Exercise
Send back the records in full, character for character.

Extracted entries
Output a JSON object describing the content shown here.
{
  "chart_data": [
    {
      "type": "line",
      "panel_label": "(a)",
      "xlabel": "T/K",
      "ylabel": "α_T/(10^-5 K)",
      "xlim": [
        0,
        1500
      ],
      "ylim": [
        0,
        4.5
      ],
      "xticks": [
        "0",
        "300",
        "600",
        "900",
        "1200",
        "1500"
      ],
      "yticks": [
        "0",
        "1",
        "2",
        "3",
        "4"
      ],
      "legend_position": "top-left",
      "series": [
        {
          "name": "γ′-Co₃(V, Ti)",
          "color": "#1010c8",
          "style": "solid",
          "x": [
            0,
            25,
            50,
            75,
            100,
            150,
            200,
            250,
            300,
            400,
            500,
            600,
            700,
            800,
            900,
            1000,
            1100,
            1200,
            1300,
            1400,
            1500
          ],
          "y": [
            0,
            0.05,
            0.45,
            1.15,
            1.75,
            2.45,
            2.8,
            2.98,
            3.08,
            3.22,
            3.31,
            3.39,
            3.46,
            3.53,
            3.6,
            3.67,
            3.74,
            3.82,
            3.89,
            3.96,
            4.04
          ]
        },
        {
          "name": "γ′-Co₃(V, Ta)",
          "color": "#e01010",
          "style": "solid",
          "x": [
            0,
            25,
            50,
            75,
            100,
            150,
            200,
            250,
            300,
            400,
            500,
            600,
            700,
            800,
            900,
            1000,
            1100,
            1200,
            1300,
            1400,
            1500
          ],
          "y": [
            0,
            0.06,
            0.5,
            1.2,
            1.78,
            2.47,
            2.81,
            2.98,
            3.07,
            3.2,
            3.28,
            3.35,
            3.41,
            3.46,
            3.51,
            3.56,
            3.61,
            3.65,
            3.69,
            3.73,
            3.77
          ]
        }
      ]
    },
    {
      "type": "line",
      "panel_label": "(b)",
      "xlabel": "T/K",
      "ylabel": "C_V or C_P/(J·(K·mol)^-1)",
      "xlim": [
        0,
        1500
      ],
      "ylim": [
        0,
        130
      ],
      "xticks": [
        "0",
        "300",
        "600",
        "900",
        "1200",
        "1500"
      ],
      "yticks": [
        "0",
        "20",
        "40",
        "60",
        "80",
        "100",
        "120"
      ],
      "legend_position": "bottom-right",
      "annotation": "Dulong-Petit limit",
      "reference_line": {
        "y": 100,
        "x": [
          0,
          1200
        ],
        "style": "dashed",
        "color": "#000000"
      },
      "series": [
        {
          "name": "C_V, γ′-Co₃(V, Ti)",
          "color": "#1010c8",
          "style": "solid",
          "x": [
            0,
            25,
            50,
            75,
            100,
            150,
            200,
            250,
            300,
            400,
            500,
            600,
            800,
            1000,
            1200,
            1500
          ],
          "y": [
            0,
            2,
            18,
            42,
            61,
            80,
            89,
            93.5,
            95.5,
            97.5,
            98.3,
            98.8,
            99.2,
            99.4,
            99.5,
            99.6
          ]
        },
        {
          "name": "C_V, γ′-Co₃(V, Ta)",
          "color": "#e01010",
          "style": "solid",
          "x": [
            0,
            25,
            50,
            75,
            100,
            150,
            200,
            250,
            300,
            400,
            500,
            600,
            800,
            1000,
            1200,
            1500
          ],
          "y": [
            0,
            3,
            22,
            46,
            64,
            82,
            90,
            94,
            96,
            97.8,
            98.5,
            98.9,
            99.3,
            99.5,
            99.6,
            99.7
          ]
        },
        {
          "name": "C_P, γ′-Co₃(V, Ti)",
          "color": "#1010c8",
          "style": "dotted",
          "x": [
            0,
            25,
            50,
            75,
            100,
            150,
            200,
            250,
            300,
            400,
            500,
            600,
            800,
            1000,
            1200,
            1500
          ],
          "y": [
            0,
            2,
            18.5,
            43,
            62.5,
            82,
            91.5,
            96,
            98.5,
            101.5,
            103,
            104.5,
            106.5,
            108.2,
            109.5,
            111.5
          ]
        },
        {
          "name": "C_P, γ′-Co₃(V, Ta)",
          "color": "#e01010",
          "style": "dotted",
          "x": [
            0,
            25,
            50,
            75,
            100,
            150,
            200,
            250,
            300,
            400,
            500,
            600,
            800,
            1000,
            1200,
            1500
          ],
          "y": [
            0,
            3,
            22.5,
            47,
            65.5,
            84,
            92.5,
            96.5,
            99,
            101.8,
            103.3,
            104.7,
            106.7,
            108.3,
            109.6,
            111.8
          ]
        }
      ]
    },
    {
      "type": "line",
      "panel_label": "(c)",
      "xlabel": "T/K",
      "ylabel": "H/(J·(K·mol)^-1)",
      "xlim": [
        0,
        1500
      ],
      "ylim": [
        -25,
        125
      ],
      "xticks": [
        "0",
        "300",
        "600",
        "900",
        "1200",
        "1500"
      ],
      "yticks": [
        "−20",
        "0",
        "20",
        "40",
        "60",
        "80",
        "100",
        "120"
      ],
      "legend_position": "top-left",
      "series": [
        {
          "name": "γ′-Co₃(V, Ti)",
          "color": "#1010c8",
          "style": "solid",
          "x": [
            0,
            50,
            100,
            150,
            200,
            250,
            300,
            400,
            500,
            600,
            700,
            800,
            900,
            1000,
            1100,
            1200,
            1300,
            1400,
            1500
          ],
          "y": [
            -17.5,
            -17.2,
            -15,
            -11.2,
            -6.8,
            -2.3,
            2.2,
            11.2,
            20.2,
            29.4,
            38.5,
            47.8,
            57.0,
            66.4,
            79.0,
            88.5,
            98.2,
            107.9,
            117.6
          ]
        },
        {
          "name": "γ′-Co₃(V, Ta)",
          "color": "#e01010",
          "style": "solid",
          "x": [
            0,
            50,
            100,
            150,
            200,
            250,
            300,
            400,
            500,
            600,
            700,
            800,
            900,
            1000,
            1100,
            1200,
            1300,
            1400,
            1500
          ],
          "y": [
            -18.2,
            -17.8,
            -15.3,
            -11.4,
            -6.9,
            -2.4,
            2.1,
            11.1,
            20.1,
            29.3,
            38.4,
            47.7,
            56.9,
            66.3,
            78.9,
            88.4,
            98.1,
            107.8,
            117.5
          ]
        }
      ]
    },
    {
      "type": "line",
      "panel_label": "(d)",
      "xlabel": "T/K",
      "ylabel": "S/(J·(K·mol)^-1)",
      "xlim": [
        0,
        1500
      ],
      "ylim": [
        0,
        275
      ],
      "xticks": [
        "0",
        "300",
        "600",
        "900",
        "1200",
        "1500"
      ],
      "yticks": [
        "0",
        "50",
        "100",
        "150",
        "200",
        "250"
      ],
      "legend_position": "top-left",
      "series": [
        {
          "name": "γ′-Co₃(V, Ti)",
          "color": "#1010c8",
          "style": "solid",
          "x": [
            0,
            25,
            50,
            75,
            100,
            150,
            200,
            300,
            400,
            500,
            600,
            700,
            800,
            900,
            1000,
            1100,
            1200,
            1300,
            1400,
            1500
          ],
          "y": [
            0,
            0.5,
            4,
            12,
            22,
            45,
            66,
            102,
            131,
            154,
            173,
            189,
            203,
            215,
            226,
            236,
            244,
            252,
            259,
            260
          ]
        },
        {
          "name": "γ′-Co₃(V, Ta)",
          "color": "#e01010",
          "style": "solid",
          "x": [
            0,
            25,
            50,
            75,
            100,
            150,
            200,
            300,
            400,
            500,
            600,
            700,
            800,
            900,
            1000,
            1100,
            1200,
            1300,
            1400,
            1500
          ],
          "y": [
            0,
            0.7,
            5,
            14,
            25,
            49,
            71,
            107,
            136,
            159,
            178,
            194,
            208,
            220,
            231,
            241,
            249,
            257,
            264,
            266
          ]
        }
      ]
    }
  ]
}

Result for this exercise
Output a JSON object describing the content shown here.
{
  "chart_data": [
    {
      "type": "line",
      "panel_label": "(a)",
      "xlabel": "T/K",
      "ylabel": "α_T/(10^-5 K)",
      "xlim": [
        0,
        1500
      ],
      "ylim": [
        0,
        4.5
      ],
      "xticks": [
        "0",
        "300",
        "600",
        "900",
        "1200",
        "1500"
      ],
      "yticks": [
        "0",
        "1",
        "2",
        "3",
        "4"
      ],
      "legend_position": "top-left",
      "series": [
        {
          "name": "γ′-Co₃(V, Ti)",
          "color": "#1010c8",
          "style": "solid",
          "x": [
            0,
            25,
            50,
            75,
            100,
            150,
            200,
            250,
            300,
            400,
            500,
            600,
            700,
            800,
            900,
            1000,
            1100,
            1200,
            1300,
            1400,
            1500
          ],
          "y": [
            0,
            0.05,
            0.45,
            1.15,
            1.75,
            2.45,
            2.8,
            2.98,
            3.08,
            3.22,
            3.31,
            3.39,
            3.46,
            3.53,
            3.6,
            3.67,
            3.74,
            3.82,
            3.89,
            3.96,
            4.04
          ]
        },
        {
          "name": "γ′-Co₃(V, Ta)",
          "color": "#e01010",
          "style": "solid",
          "x": [
            0,
            25,
            50,
            75,
            100,
            150,
            200,
            250,
            300,
            400,
            500,
            600,
            700,
            800,
            900,
            1000,
            1100,
            1200,
            1300,
            1400,
            1500
          ],
          "y": [
            0,
            0.06,
            0.5,
            1.2,
            1.78,
            2.47,
            2.81,
            2.98,
            3.07,
            3.2,
            3.28,
            3.35,
            3.41,
            3.46,
            3.51,
            3.56,
            3.61,
            3.65,
            3.69,
            3.73,
            3.77
          ]
        }
      ]
    },
    {
      "type": "line",
      "panel_label": "(b)",
      "xlabel": "T/K",
      "ylabel": "C_V or C_P/(J·(K·mol)^-1)",
      "xlim": [
        0,
        1500
      ],
      "ylim": [
        0,
        130
      ],
      "xticks": [
        "0",
        "300",
        "600",
        "900",
        "1200",
        "1500"
      ],
      "yticks": [
        "0",
        "20",
        "40",
        "60",
        "80",
        "100",
        "120"
      ],
      "legend_position": "bottom-right",
      "annotation": "Dulong-Petit limit",
      "reference_line": {
        "y": 100,
        "x": [
          0,
          1200
        ],
        "style": "dashed",
        "color": "#000000"
      },
      "series": [
        {
          "name": "C_V, γ′-Co₃(V, Ti)",
          "color": "#1010c8",
          "style": "solid",
          "x": [
            0,
            25,
            50,
            75,
            100,
            150,
            200,
            250,
            300,
            400,
            500,
            600,
            800,
            1000,
            1200,
            1500
          ],
          "y": [
            0,
            2,
            18,
            42,
            61,
            80,
            89,
            93.5,
            95.5,
            97.5,
            98.3,
            98.8,
            99.2,
            99.4,
            99.5,
            99.6
          ]
        },
        {
          "name": "C_V, γ′-Co₃(V, Ta)",
          "color": "#e01010",
          "style": "solid",
          "x": [
            0,
            25,
            50,
            75,
            100,
            150,
            200,
            250,
            300,
            400,
            500,
            600,
            800,
            1000,
            1200,
            1500
          ],
          "y": [
            0,
            3,
            22,
            46,
            64,
            82,
            90,
            94,
            96,
            97.8,
            98.5,
            98.9,
            99.3,
            99.5,
            99.6,
            99.7
          ]
        },
        {
          "name": "C_P, γ′-Co₃(V, Ti)",
          "color": "#1010c8",
          "style": "dotted",
          "x": [
            0,
            25,
            50,
            75,
            100,
            150,
            200,
            250,
            300,
            400,
            500,
            600,
            800,
            1000,
            1200,
            1500
          ],
          "y": [
            0,
            2,
            18.5,
            43,
            62.5,
            82,
            91.5,
            96,
            98.5,
            101.5,
            103,
            104.5,
            106.5,
            108.2,
            109.5,
            111.5
          ]
        },
        {
          "name": "C_P, γ′-Co₃(V, Ta)",
          "color": "#e01010",
          "style": "dotted",
          "x": [
            0,
            25,
            50,
            75,
            100,
            150,
            200,
            250,
            300,
            400,
            500,
            600,
            800,
            1000,
            1200,
            1500
          ],
          "y": [
            0,
            3,
            22.5,
            47,
            65.5,
            84,
            92.5,
            96.5,
            99,
            101.8,
            103.3,
            104.7,
            106.7,
            108.3,
            109.6,
            111.8
          ]
        }
      ]
    },
    {
      "type": "line",
      "panel_label": "(c)",
      "xlabel": "T/K",
      "ylabel": "H/(J·(K·mol)^-1)",
      "xlim": [
        0,
        1500
      ],
      "ylim": [
        -25,
        125
      ],
      "xticks": [
        "0",
        "300",
        "600",
        "900",
        "1200",
        "1500"
      ],
      "yticks": [
        "−20",
        "0",
        "20",
        "40",
        "60",
        "80",
        "100",
        "120"
      ],
      "legend_position": "top-left",
      "series": [
        {
          "name": "γ′-Co₃(V, Ti)",
          "color": "#1010c8",
          "style": "solid",
          "x": [
            0,
            50,
            100,
            150,
            200,
            250,
            300,
            400,
            500,
            600,
            700,
            800,
            900,
            1000,
            1100,
            1200,
            1300,
            1400,
            1500
          ],
          "y": [
            -17.5,
            -17.2,
            -15,
            -11.2,
            -6.8,
            -2.3,
            2.2,
            11.2,
            20.2,
            29.4,
            38.5,
            47.8,
            57.0,
            66.4,
            79.0,
            88.5,
            98.2,
            107.9,
            117.6
          ]
        },
        {
          "name": "γ′-Co₃(V, Ta)",
          "color": "#e01010",
          "style": "solid",
          "x": [
            0,
            50,
            100,
            150,
            200,
            250,
            300,
            400,
            500,
            600,
            700,
            800,
            900,
            1000,
            1100,
            1200,
            1300,
            1400,
            1500
          ],
          "y": [
            -18.2,
            -17.8,
            -15.3,
            -11.4,
            -6.9,
            -2.4,
            2.1,
            11.1,
            20.1,
            29.3,
            38.4,
            47.7,
            56.9,
            66.3,
            78.9,
            88.4,
            98.1,
            107.8,
            117.5
          ]
        }
      ]
    },
    {
      "type": "line",
      "panel_label": "(d)",
      "xlabel": "T/K",
      "ylabel": "S/(J·(K·mol)^-1)",
      "xlim": [
        0,
        1500
      ],
      "ylim": [
        0,
        275
      ],
      "xticks": [
        "0",
        "300",
        "600",
        "900",
        "1200",
        "1500"
      ],
      "yticks": [
        "0",
        "50",
        "100",
        "150",
        "200",
        "250"
      ],
      "legend_position": "top-left",
      "series": [
        {
          "name": "γ′-Co₃(V, Ti)",
          "color": "#1010c8",
          "style": "solid",
          "x": [
            0,
            25,
            50,
            75,
            100,
            150,
            200,
            300,
            400,
            500,
            600,
            700,
            800,
            900,
            1000,
            1100,
            1200,
            1300,
            1400,
            1500
          ],
          "y": [
            0,
            0.5,
            4,
            12,
            22,
            45,
            66,
            102,
            131,
            154,
            173,
            189,
            203,
            215,
            226,
            236,
            244,
            252,
            259,
            260
          ]
        },
        {
          "name": "γ′-Co₃(V, Ta)",
          "color": "#e01010",
          "style": "solid",
          "x": [
            0,
            25,
            50,
            75,
            100,
            150,
            200,
            300,
            400,
            500,
            600,
            700,
            800,
            900,
            1000,
            1100,
            1200,
            1300,
            1400,
            1500
          ],
          "y": [
            0,
            0.7,
            5,
            14,
            25,
            49,
            71,
            107,
            136,
            159,
            178,
            194,
            208,
            220,
            231,
            241,
            249,
            257,
            264,
            266
          ]
        }
      ]
    }
  ]
}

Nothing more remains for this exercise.